[begin Data entries]

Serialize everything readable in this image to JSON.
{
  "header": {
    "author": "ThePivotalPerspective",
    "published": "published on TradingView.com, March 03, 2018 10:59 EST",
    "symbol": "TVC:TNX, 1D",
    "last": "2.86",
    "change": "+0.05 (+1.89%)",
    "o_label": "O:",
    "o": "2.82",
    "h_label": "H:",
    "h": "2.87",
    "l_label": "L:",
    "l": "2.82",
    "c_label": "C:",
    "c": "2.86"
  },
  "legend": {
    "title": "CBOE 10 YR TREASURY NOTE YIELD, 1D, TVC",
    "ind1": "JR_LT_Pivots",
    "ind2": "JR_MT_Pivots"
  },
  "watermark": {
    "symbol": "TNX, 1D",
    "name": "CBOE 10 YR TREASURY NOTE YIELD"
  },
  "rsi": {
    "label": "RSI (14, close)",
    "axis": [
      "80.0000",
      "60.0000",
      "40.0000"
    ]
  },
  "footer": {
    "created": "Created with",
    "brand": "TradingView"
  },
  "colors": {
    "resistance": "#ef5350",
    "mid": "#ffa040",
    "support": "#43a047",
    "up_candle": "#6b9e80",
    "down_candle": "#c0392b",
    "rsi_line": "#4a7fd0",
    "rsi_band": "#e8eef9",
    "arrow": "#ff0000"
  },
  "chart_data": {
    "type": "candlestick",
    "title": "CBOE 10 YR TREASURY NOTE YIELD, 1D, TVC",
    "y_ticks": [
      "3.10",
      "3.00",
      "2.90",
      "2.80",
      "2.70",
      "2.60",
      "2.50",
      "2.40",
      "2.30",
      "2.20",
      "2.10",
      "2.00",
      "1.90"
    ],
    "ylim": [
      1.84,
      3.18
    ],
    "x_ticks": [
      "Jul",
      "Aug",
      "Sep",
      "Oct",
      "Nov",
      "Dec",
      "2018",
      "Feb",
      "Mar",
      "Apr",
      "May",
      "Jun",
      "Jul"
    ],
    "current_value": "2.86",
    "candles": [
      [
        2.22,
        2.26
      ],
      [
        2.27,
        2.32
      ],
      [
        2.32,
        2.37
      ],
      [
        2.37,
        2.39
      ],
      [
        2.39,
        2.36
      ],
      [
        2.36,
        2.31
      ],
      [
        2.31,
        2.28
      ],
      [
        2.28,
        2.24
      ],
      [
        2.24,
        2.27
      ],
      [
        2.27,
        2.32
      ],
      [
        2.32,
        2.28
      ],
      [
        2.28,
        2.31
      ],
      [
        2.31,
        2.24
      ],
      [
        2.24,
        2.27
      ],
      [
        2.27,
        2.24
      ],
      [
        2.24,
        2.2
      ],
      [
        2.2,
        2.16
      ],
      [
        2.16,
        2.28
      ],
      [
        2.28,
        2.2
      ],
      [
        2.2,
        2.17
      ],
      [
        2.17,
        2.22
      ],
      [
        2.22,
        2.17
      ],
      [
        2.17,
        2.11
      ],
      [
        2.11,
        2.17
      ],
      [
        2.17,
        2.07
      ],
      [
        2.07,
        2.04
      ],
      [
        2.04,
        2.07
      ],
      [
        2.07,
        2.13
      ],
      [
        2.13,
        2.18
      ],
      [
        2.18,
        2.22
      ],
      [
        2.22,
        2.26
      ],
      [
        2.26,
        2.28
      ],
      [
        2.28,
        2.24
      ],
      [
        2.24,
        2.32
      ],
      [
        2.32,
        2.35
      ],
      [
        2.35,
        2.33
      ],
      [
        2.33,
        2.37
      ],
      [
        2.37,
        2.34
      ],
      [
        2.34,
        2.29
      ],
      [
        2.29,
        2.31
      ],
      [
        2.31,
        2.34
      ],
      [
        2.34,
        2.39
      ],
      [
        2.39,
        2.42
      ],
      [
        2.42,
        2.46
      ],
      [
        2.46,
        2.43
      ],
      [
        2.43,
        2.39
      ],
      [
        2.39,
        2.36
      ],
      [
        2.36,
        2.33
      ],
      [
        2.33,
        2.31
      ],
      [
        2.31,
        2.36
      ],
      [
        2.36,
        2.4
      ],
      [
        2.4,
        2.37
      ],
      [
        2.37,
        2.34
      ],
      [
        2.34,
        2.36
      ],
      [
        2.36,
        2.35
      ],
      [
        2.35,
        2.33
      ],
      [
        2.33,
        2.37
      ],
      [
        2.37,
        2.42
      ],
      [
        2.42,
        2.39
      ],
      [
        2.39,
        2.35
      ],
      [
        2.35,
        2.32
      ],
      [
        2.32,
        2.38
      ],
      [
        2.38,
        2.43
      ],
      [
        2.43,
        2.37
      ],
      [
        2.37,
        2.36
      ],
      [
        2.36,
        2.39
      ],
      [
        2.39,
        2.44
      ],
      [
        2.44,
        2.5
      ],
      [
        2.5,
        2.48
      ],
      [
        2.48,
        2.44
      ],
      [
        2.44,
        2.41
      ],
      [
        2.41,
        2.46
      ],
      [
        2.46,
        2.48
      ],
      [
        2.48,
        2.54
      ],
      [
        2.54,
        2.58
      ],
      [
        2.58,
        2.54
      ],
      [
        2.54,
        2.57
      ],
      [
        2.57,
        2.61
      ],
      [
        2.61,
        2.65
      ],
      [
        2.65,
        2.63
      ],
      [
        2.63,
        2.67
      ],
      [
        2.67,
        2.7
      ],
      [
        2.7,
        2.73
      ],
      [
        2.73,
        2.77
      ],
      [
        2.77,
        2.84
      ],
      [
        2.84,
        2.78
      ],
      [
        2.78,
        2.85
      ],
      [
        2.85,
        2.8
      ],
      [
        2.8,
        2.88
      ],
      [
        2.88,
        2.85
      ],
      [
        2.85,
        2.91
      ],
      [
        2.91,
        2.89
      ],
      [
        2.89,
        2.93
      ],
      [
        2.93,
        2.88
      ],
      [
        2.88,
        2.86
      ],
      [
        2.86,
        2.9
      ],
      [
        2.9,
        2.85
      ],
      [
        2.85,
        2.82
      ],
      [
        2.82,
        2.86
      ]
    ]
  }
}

[end Data entries]

Task to carry out >> Repeat all of the records above exactly as they appear.

The result >>
Serialize everything readable in this image to JSON.
{
  "header": {
    "author": "ThePivotalPerspective",
    "published": "published on TradingView.com, March 03, 2018 10:59 EST",
    "symbol": "TVC:TNX, 1D",
    "last": "2.86",
    "change": "+0.05 (+1.89%)",
    "o_label": "O:",
    "o": "2.82",
    "h_label": "H:",
    "h": "2.87",
    "l_label": "L:",
    "l": "2.82",
    "c_label": "C:",
    "c": "2.86"
  },
  "legend": {
    "title": "CBOE 10 YR TREASURY NOTE YIELD, 1D, TVC",
    "ind1": "JR_LT_Pivots",
    "ind2": "JR_MT_Pivots"
  },
  "watermark": {
    "symbol": "TNX, 1D",
    "name": "CBOE 10 YR TREASURY NOTE YIELD"
  },
  "rsi": {
    "label": "RSI (14, close)",
    "axis": [
      "80.0000",
      "60.0000",
      "40.0000"
    ]
  },
  "footer": {
    "created": "Created with",
    "brand": "TradingView"
  },
  "colors": {
    "resistance": "#ef5350",
    "mid": "#ffa040",
    "support": "#43a047",
    "up_candle": "#6b9e80",
    "down_candle": "#c0392b",
    "rsi_line": "#4a7fd0",
    "rsi_band": "#e8eef9",
    "arrow": "#ff0000"
  },
  "chart_data": {
    "type": "candlestick",
    "title": "CBOE 10 YR TREASURY NOTE YIELD, 1D, TVC",
    "y_ticks": [
      "3.10",
      "3.00",
      "2.90",
      "2.80",
      "2.70",
      "2.60",
      "2.50",
      "2.40",
      "2.30",
      "2.20",
      "2.10",
      "2.00",
      "1.90"
    ],
    "ylim": [
      1.84,
      3.18
    ],
    "x_ticks": [
      "Jul",
      "Aug",
      "Sep",
      "Oct",
      "Nov",
      "Dec",
      "2018",
      "Feb",
      "Mar",
      "Apr",
      "May",
      "Jun",
      "Jul"
    ],
    "current_value": "2.86",
    "candles": [
      [
        2.22,
        2.26
      ],
      [
        2.27,
        2.32
      ],
      [
        2.32,
        2.37
      ],
      [
        2.37,
        2.39
      ],
      [
        2.39,
        2.36
      ],
      [
        2.36,
        2.31
      ],
      [
        2.31,
        2.28
      ],
      [
        2.28,
        2.24
      ],
      [
        2.24,
        2.27
      ],
      [
        2.27,
        2.32
      ],
      [
        2.32,
        2.28
      ],
      [
        2.28,
        2.31
      ],
      [
        2.31,
        2.24
      ],
      [
        2.24,
        2.27
      ],
      [
        2.27,
        2.24
      ],
      [
        2.24,
        2.2
      ],
      [
        2.2,
        2.16
      ],
      [
        2.16,
        2.28
      ],
      [
        2.28,
        2.2
      ],
      [
        2.2,
        2.17
      ],
      [
        2.17,
        2.22
      ],
      [
        2.22,
        2.17
      ],
      [
        2.17,
        2.11
      ],
      [
        2.11,
        2.17
      ],
      [
        2.17,
        2.07
      ],
      [
        2.07,
        2.04
      ],
      [
        2.04,
        2.07
      ],
      [
        2.07,
        2.13
      ],
      [
        2.13,
        2.18
      ],
      [
        2.18,
        2.22
      ],
      [
        2.22,
        2.26
      ],
      [
        2.26,
        2.28
      ],
      [
        2.28,
        2.24
      ],
      [
        2.24,
        2.32
      ],
      [
        2.32,
        2.35
      ],
      [
        2.35,
        2.33
      ],
      [
        2.33,
        2.37
      ],
      [
        2.37,
        2.34
      ],
      [
        2.34,
        2.29
      ],
      [
        2.29,
        2.31
      ],
      [
        2.31,
        2.34
      ],
      [
        2.34,
        2.39
      ],
      [
        2.39,
        2.42
      ],
      [
        2.42,
        2.46
      ],
      [
        2.46,
        2.43
      ],
      [
        2.43,
        2.39
      ],
      [
        2.39,
        2.36
      ],
      [
        2.36,
        2.33
      ],
      [
        2.33,
        2.31
      ],
      [
        2.31,
        2.36
      ],
      [
        2.36,
        2.4
      ],
      [
        2.4,
        2.37
      ],
      [
        2.37,
        2.34
      ],
      [
        2.34,
        2.36
      ],
      [
        2.36,
        2.35
      ],
      [
        2.35,
        2.33
      ],
      [
        2.33,
        2.37
      ],
      [
        2.37,
        2.42
      ],
      [
        2.42,
        2.39
      ],
      [
        2.39,
        2.35
      ],
      [
        2.35,
        2.32
      ],
      [
        2.32,
        2.38
      ],
      [
        2.38,
        2.43
      ],
      [
        2.43,
        2.37
      ],
      [
        2.37,
        2.36
      ],
      [
        2.36,
        2.39
      ],
      [
        2.39,
        2.44
      ],
      [
        2.44,
        2.5
      ],
      [
        2.5,
        2.48
      ],
      [
        2.48,
        2.44
      ],
      [
        2.44,
        2.41
      ],
      [
        2.41,
        2.46
      ],
      [
        2.46,
        2.48
      ],
      [
        2.48,
        2.54
      ],
      [
        2.54,
        2.58
      ],
      [
        2.58,
        2.54
      ],
      [
        2.54,
        2.57
      ],
      [
        2.57,
        2.61
      ],
      [
        2.61,
        2.65
      ],
      [
        2.65,
        2.63
      ],
      [
        2.63,
        2.67
      ],
      [
        2.67,
        2.7
      ],
      [
        2.7,
        2.73
      ],
      [
        2.73,
        2.77
      ],
      [
        2.77,
        2.84
      ],
      [
        2.84,
        2.78
      ],
      [
        2.78,
        2.85
      ],
      [
        2.85,
        2.8
      ],
      [
        2.8,
        2.88
      ],
      [
        2.88,
        2.85
      ],
      [
        2.85,
        2.91
      ],
      [
        2.91,
        2.89
      ],
      [
        2.89,
        2.93
      ],
      [
        2.93,
        2.88
      ],
      [
        2.88,
        2.86
      ],
      [
        2.86,
        2.9
      ],
      [
        2.9,
        2.85
      ],
      [
        2.85,
        2.82
      ],
      [
        2.82,
        2.86
      ]
    ]
  }
}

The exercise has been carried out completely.